Stated task =>
Filter the listing below, copying every line in which the word "title" appears.

Data rows =>
----------

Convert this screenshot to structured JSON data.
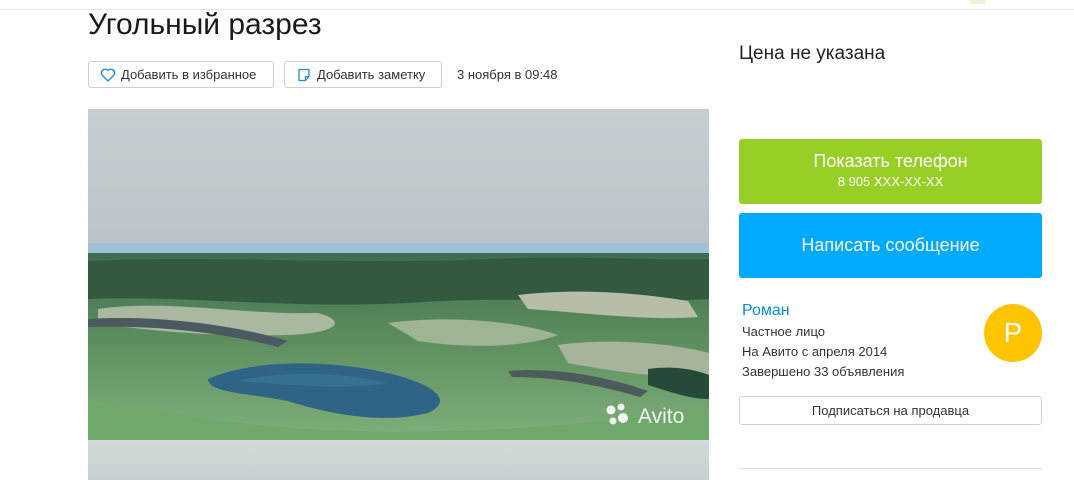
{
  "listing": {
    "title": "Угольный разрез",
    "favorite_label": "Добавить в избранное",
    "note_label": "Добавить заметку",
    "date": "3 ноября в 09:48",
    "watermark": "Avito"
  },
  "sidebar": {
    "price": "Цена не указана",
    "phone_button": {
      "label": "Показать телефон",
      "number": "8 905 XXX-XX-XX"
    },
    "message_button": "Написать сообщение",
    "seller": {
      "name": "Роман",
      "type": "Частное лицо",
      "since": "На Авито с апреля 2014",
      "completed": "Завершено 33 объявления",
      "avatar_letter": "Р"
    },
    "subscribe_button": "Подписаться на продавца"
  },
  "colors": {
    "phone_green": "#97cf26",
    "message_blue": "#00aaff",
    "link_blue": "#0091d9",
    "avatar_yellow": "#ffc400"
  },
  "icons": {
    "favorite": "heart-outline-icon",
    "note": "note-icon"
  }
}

----------

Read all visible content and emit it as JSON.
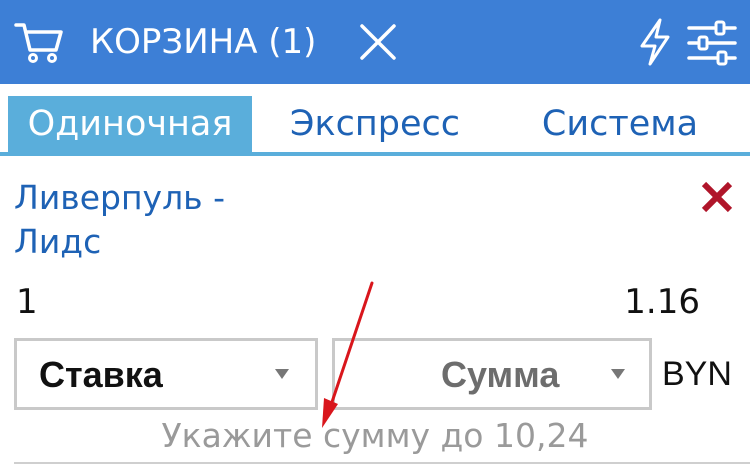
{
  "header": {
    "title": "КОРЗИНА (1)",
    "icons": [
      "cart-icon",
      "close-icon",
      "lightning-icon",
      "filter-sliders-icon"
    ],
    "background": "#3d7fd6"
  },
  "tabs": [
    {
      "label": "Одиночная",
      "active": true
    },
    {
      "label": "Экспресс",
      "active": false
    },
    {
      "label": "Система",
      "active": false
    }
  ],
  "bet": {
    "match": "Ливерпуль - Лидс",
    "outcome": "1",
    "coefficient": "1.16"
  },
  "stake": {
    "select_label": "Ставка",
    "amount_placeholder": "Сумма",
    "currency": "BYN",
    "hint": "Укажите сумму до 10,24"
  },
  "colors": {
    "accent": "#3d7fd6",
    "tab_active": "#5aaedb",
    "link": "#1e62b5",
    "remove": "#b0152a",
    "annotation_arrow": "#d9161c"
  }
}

----------

Response =>
    "title": "Угольный разрез",
    "title": "КОРЗИНА (1)",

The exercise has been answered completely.